**Exercise details**
Copy out the records in full, word for word, without pictures.

(Records)
####################

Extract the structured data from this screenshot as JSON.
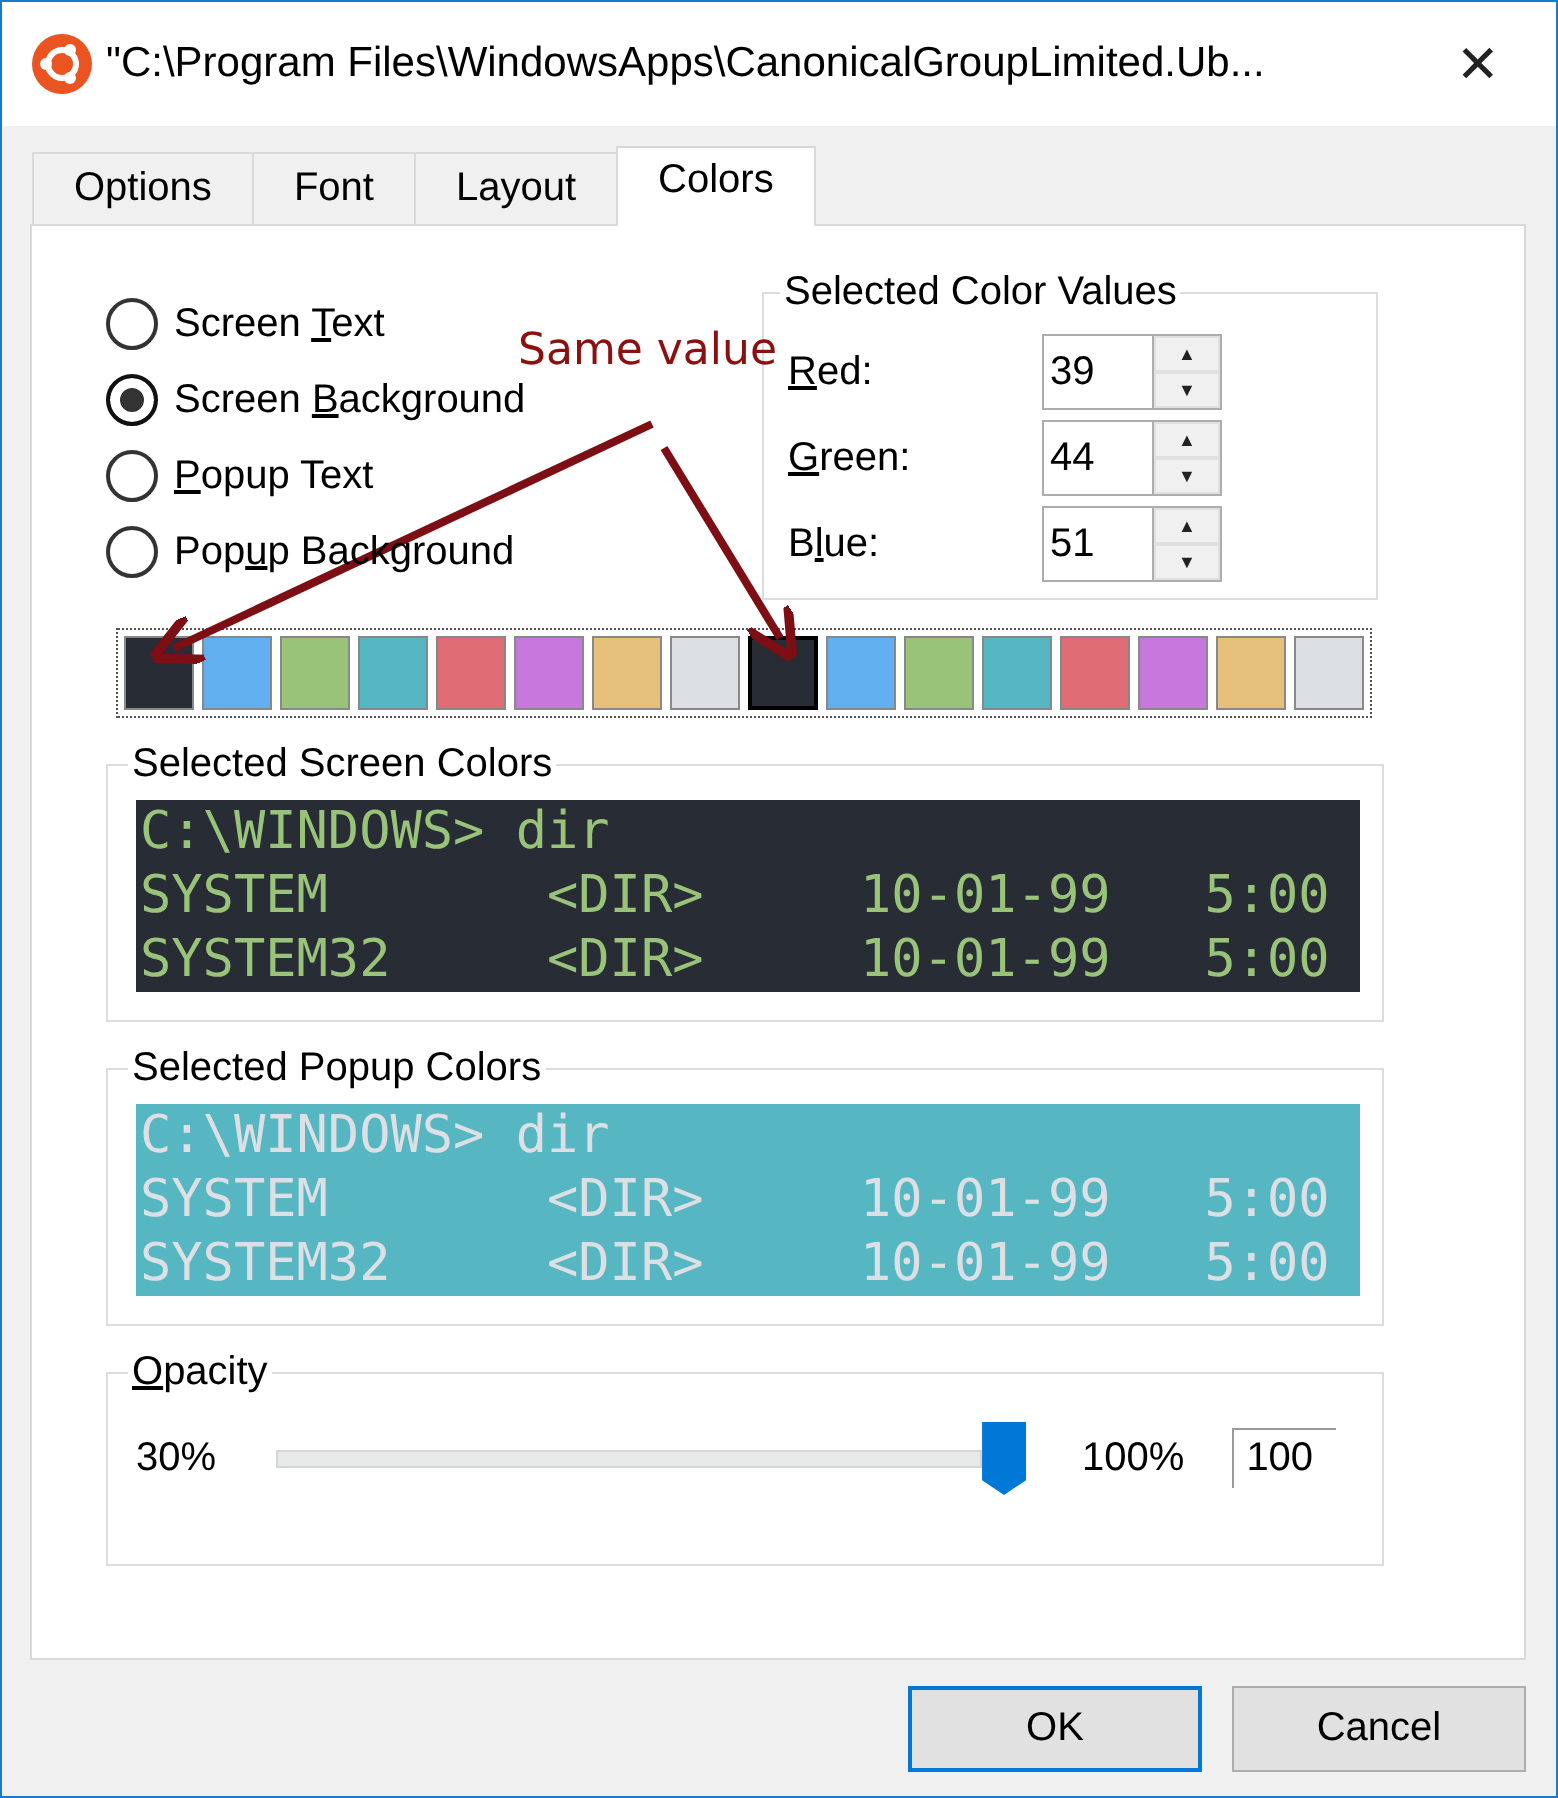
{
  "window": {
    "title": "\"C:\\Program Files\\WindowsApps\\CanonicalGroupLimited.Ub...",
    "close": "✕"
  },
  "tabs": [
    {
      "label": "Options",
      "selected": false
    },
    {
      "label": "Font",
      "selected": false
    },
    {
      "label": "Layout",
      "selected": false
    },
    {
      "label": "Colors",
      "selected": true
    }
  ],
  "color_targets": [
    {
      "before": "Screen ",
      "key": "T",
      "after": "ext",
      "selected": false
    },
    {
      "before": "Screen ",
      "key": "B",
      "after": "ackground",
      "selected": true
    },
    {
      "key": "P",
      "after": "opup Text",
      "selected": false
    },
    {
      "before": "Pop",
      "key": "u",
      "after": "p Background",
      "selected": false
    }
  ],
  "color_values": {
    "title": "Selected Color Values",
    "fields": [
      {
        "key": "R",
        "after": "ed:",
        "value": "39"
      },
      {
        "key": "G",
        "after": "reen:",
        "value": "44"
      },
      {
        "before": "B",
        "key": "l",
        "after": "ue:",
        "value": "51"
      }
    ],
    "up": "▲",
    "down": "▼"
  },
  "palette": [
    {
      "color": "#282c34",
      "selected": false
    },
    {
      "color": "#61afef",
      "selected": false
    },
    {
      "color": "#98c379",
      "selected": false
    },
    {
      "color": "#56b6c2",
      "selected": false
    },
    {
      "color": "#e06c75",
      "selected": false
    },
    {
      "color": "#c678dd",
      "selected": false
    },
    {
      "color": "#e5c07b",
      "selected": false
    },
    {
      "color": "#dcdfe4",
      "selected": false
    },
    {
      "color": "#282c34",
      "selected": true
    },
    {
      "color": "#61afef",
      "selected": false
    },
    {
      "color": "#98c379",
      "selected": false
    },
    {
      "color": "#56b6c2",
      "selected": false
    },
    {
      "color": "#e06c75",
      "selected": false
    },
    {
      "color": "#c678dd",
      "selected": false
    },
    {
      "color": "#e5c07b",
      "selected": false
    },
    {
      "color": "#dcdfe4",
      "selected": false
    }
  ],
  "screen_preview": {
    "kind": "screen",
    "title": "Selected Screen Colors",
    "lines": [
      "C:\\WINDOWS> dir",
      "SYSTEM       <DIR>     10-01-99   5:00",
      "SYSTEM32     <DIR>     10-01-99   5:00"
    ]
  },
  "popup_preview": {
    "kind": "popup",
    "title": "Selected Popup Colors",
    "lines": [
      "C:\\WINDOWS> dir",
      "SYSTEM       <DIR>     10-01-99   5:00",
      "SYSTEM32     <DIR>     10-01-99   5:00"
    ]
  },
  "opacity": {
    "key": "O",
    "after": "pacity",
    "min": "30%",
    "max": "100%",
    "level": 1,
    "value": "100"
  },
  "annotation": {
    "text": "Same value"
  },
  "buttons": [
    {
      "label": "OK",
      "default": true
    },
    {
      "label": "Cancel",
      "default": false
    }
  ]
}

####################

**Answer to this task**
Extract the structured data from this screenshot as JSON.
{
  "window": {
    "title": "\"C:\\Program Files\\WindowsApps\\CanonicalGroupLimited.Ub...",
    "close": "✕"
  },
  "tabs": [
    {
      "label": "Options",
      "selected": false
    },
    {
      "label": "Font",
      "selected": false
    },
    {
      "label": "Layout",
      "selected": false
    },
    {
      "label": "Colors",
      "selected": true
    }
  ],
  "color_targets": [
    {
      "before": "Screen ",
      "key": "T",
      "after": "ext",
      "selected": false
    },
    {
      "before": "Screen ",
      "key": "B",
      "after": "ackground",
      "selected": true
    },
    {
      "key": "P",
      "after": "opup Text",
      "selected": false
    },
    {
      "before": "Pop",
      "key": "u",
      "after": "p Background",
      "selected": false
    }
  ],
  "color_values": {
    "title": "Selected Color Values",
    "fields": [
      {
        "key": "R",
        "after": "ed:",
        "value": "39"
      },
      {
        "key": "G",
        "after": "reen:",
        "value": "44"
      },
      {
        "before": "B",
        "key": "l",
        "after": "ue:",
        "value": "51"
      }
    ],
    "up": "▲",
    "down": "▼"
  },
  "palette": [
    {
      "color": "#282c34",
      "selected": false
    },
    {
      "color": "#61afef",
      "selected": false
    },
    {
      "color": "#98c379",
      "selected": false
    },
    {
      "color": "#56b6c2",
      "selected": false
    },
    {
      "color": "#e06c75",
      "selected": false
    },
    {
      "color": "#c678dd",
      "selected": false
    },
    {
      "color": "#e5c07b",
      "selected": false
    },
    {
      "color": "#dcdfe4",
      "selected": false
    },
    {
      "color": "#282c34",
      "selected": true
    },
    {
      "color": "#61afef",
      "selected": false
    },
    {
      "color": "#98c379",
      "selected": false
    },
    {
      "color": "#56b6c2",
      "selected": false
    },
    {
      "color": "#e06c75",
      "selected": false
    },
    {
      "color": "#c678dd",
      "selected": false
    },
    {
      "color": "#e5c07b",
      "selected": false
    },
    {
      "color": "#dcdfe4",
      "selected": false
    }
  ],
  "screen_preview": {
    "kind": "screen",
    "title": "Selected Screen Colors",
    "lines": [
      "C:\\WINDOWS> dir",
      "SYSTEM       <DIR>     10-01-99   5:00",
      "SYSTEM32     <DIR>     10-01-99   5:00"
    ]
  },
  "popup_preview": {
    "kind": "popup",
    "title": "Selected Popup Colors",
    "lines": [
      "C:\\WINDOWS> dir",
      "SYSTEM       <DIR>     10-01-99   5:00",
      "SYSTEM32     <DIR>     10-01-99   5:00"
    ]
  },
  "opacity": {
    "key": "O",
    "after": "pacity",
    "min": "30%",
    "max": "100%",
    "level": 1,
    "value": "100"
  },
  "annotation": {
    "text": "Same value"
  },
  "buttons": [
    {
      "label": "OK",
      "default": true
    },
    {
      "label": "Cancel",
      "default": false
    }
  ]
}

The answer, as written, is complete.